**A block of data:**
-------------------------

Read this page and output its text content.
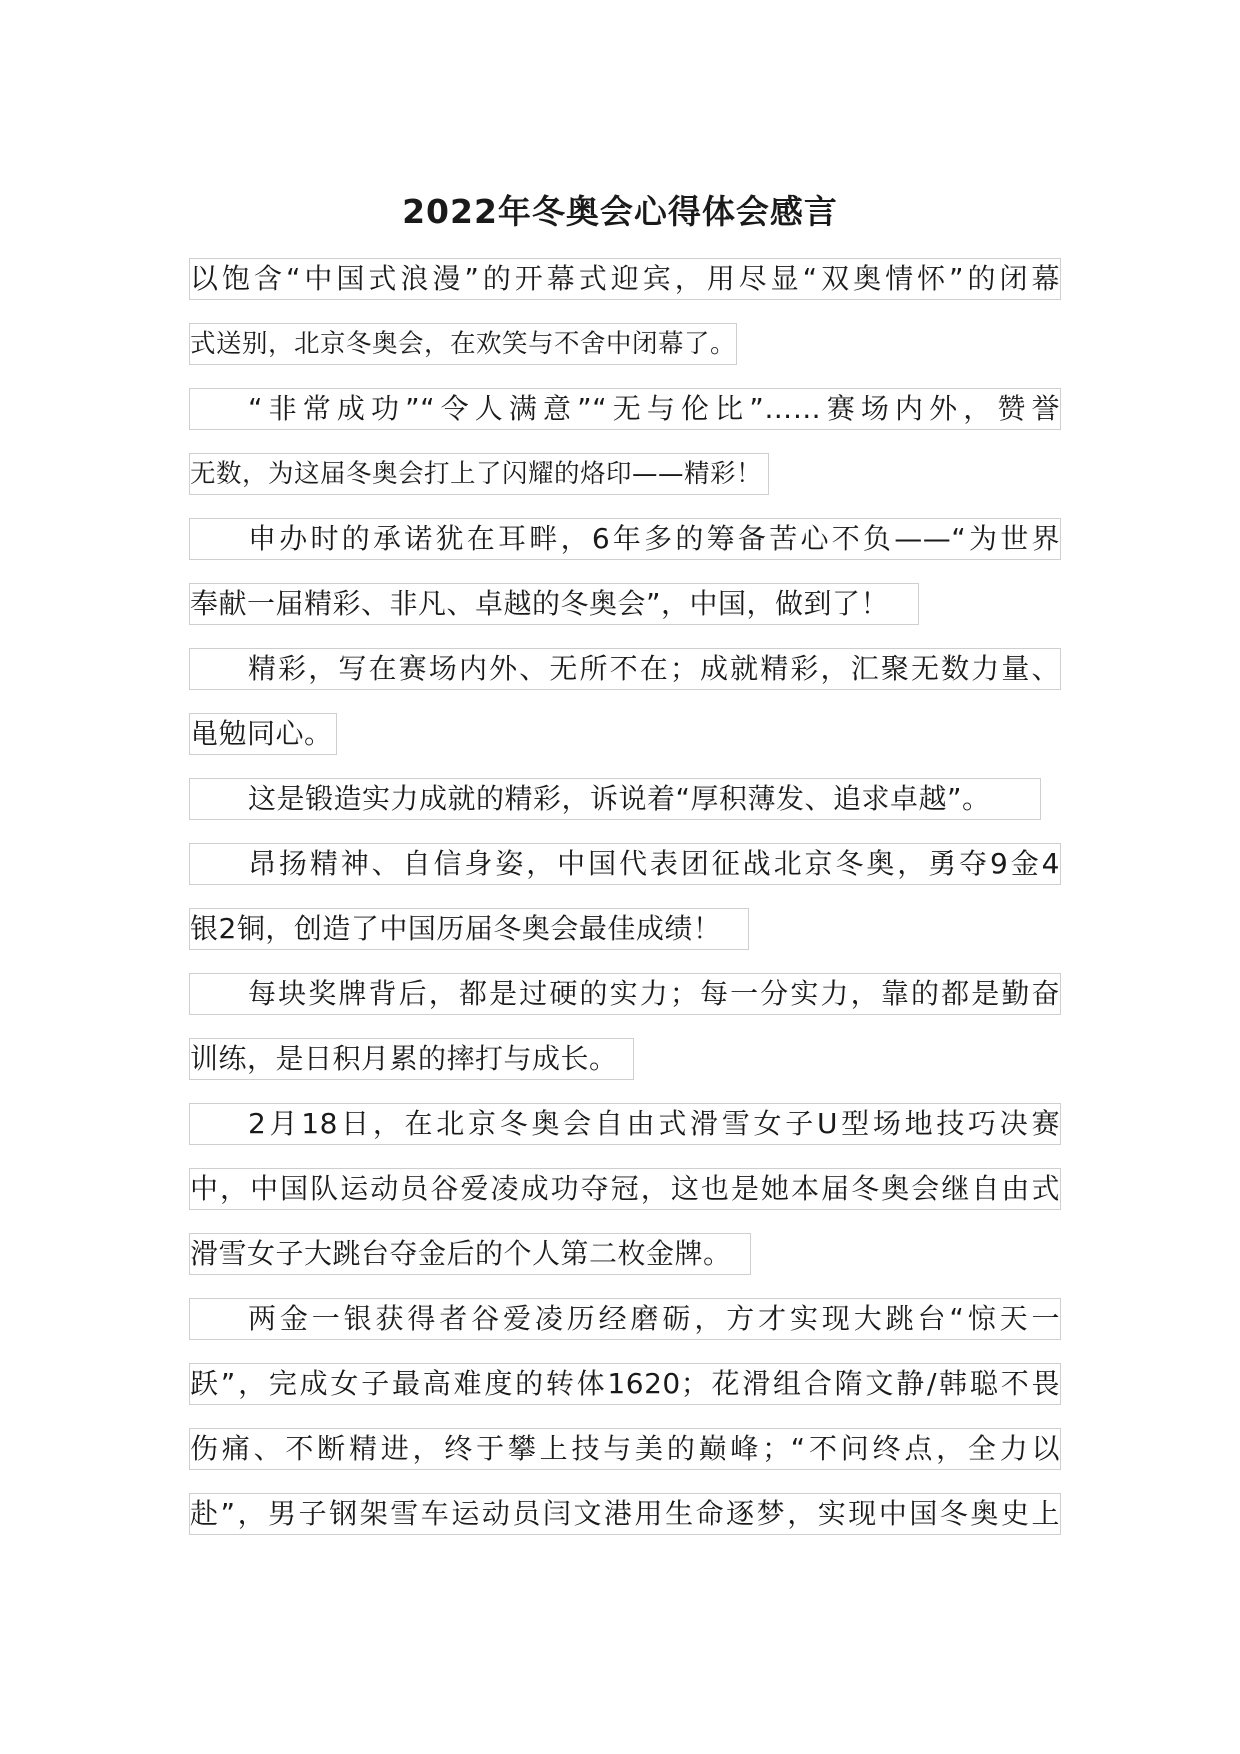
2022年冬奥会心得体会感言
以饱含“中国式浪漫”的开幕式迎宾，用尽显“双奥情怀”的闭幕
式送别，北京冬奥会，在欢笑与不舍中闭幕了。
“非常成功”“令人满意”“无与伦比”……赛场内外，赞誉
无数，为这届冬奥会打上了闪耀的烙印——精彩！
申办时的承诺犹在耳畔，6年多的筹备苦心不负——“为世界
奉献一届精彩、非凡、卓越的冬奥会”，中国，做到了！
精彩，写在赛场内外、无所不在；成就精彩，汇聚无数力量、
黾勉同心。
这是锻造实力成就的精彩，诉说着“厚积薄发、追求卓越”。
昂扬精神、自信身姿，中国代表团征战北京冬奥，勇夺9金4
银2铜，创造了中国历届冬奥会最佳成绩！
每块奖牌背后，都是过硬的实力；每一分实力，靠的都是勤奋
训练，是日积月累的摔打与成长。
2月18日，在北京冬奥会自由式滑雪女子U型场地技巧决赛
中，中国队运动员谷爱凌成功夺冠，这也是她本届冬奥会继自由式
滑雪女子大跳台夺金后的个人第二枚金牌。
两金一银获得者谷爱凌历经磨砺，方才实现大跳台“惊天一
跃”，完成女子最高难度的转体1620；花滑组合隋文静/韩聪不畏
伤痛、不断精进，终于攀上技与美的巅峰；“不问终点，全力以
赴”，男子钢架雪车运动员闫文港用生命逐梦，实现中国冬奥史上
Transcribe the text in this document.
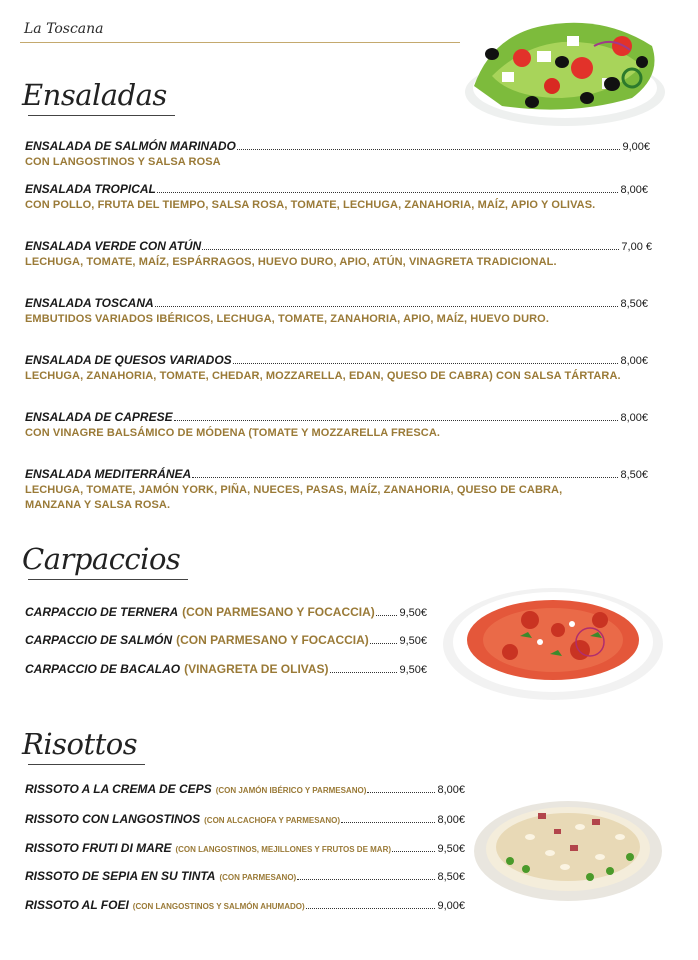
La Toscana
Ensaladas
ENSALADA DE SALMÓN MARINADO	9,00€
CON LANGOSTINOS Y SALSA ROSA
ENSALADA TROPICAL	8,00€
CON POLLO, FRUTA DEL TIEMPO, SALSA ROSA, TOMATE, LECHUGA, ZANAHORIA, MAÍZ, APIO Y OLIVAS.
ENSALADA VERDE CON ATÚN	7,00 €
LECHUGA, TOMATE, MAÍZ, ESPÁRRAGOS, HUEVO DURO, APIO, ATÚN, VINAGRETA TRADICIONAL.
ENSALADA TOSCANA	8,50€
EMBUTIDOS VARIADOS IBÉRICOS, LECHUGA, TOMATE, ZANAHORIA, APIO, MAÍZ, HUEVO DURO.
ENSALADA DE QUESOS VARIADOS	8,00€
LECHUGA, ZANAHORIA, TOMATE, CHEDAR, MOZZARELLA, EDAN, QUESO DE CABRA) CON SALSA TÁRTARA.
ENSALADA DE CAPRESE	8,00€
CON VINAGRE BALSÁMICO DE MÓDENA (TOMATE Y MOZZARELLA FRESCA.
ENSALADA MEDITERRÁNEA	8,50€
LECHUGA, TOMATE, JAMÓN YORK, PIÑA, NUECES, PASAS, MAÍZ, ZANAHORIA, QUESO DE CABRA, MANZANA Y SALSA ROSA.
Carpaccios
CARPACCIO DE TERNERA (CON PARMESANO Y FOCACCIA) 9,50€
CARPACCIO DE SALMÓN (CON PARMESANO Y FOCACCIA)	9,50€
CARPACCIO DE BACALAO (VINAGRETA DE OLIVAS)	9,50€
Risottos
RISSOTO A LA CREMA DE CEPS (CON JAMÓN IBÉRICO Y PARMESANO)	8,00€
RISSOTO CON LANGOSTINOS (CON ALCACHOFA Y PARMESANO)	8,00€
RISSOTO FRUTI DI MARE (CON LANGOSTINOS, MEJILLONES Y FRUTOS DE MAR)	9,50€
RISSOTO DE SEPIA EN SU TINTA (CON PARMESANO)	8,50€
RISSOTO AL FOEI (CON LANGOSTINOS Y SALMÓN AHUMADO)	9,00€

-------------------------

**TASK TO COMPLETE:**
Return the full material word for word. Do not include the pictures.

**CORRECT ANSWER:**
Read this page and output its text content.
2022年冬奥会心得体会感言
以饱含“中国式浪漫”的开幕式迎宾，用尽显“双奥情怀”的闭幕
式送别，北京冬奥会，在欢笑与不舍中闭幕了。
“非常成功”“令人满意”“无与伦比”……赛场内外，赞誉
无数，为这届冬奥会打上了闪耀的烙印——精彩！
申办时的承诺犹在耳畔，6年多的筹备苦心不负——“为世界
奉献一届精彩、非凡、卓越的冬奥会”，中国，做到了！
精彩，写在赛场内外、无所不在；成就精彩，汇聚无数力量、
黾勉同心。
这是锻造实力成就的精彩，诉说着“厚积薄发、追求卓越”。
昂扬精神、自信身姿，中国代表团征战北京冬奥，勇夺9金4
银2铜，创造了中国历届冬奥会最佳成绩！
每块奖牌背后，都是过硬的实力；每一分实力，靠的都是勤奋
训练，是日积月累的摔打与成长。
2月18日，在北京冬奥会自由式滑雪女子U型场地技巧决赛
中，中国队运动员谷爱凌成功夺冠，这也是她本届冬奥会继自由式
滑雪女子大跳台夺金后的个人第二枚金牌。
两金一银获得者谷爱凌历经磨砺，方才实现大跳台“惊天一
跃”，完成女子最高难度的转体1620；花滑组合隋文静/韩聪不畏
伤痛、不断精进，终于攀上技与美的巅峰；“不问终点，全力以
赴”，男子钢架雪车运动员闫文港用生命逐梦，实现中国冬奥史上
Transcribe the text in this document.
La Toscana
Ensaladas
ENSALADA DE SALMÓN MARINADO	9,00€
CON LANGOSTINOS Y SALSA ROSA
ENSALADA TROPICAL	8,00€
CON POLLO, FRUTA DEL TIEMPO, SALSA ROSA, TOMATE, LECHUGA, ZANAHORIA, MAÍZ, APIO Y OLIVAS.
ENSALADA VERDE CON ATÚN	7,00 €
LECHUGA, TOMATE, MAÍZ, ESPÁRRAGOS, HUEVO DURO, APIO, ATÚN, VINAGRETA TRADICIONAL.
ENSALADA TOSCANA	8,50€
EMBUTIDOS VARIADOS IBÉRICOS, LECHUGA, TOMATE, ZANAHORIA, APIO, MAÍZ, HUEVO DURO.
ENSALADA DE QUESOS VARIADOS	8,00€
LECHUGA, ZANAHORIA, TOMATE, CHEDAR, MOZZARELLA, EDAN, QUESO DE CABRA) CON SALSA TÁRTARA.
ENSALADA DE CAPRESE	8,00€
CON VINAGRE BALSÁMICO DE MÓDENA (TOMATE Y MOZZARELLA FRESCA.
ENSALADA MEDITERRÁNEA	8,50€
LECHUGA, TOMATE, JAMÓN YORK, PIÑA, NUECES, PASAS, MAÍZ, ZANAHORIA, QUESO DE CABRA, MANZANA Y SALSA ROSA.
Carpaccios
CARPACCIO DE TERNERA (CON PARMESANO Y FOCACCIA) 9,50€
CARPACCIO DE SALMÓN (CON PARMESANO Y FOCACCIA)	9,50€
CARPACCIO DE BACALAO (VINAGRETA DE OLIVAS)	9,50€
Risottos
RISSOTO A LA CREMA DE CEPS (CON JAMÓN IBÉRICO Y PARMESANO)	8,00€
RISSOTO CON LANGOSTINOS (CON ALCACHOFA Y PARMESANO)	8,00€
RISSOTO FRUTI DI MARE (CON LANGOSTINOS, MEJILLONES Y FRUTOS DE MAR)	9,50€
RISSOTO DE SEPIA EN SU TINTA (CON PARMESANO)	8,50€
RISSOTO AL FOEI (CON LANGOSTINOS Y SALMÓN AHUMADO)	9,00€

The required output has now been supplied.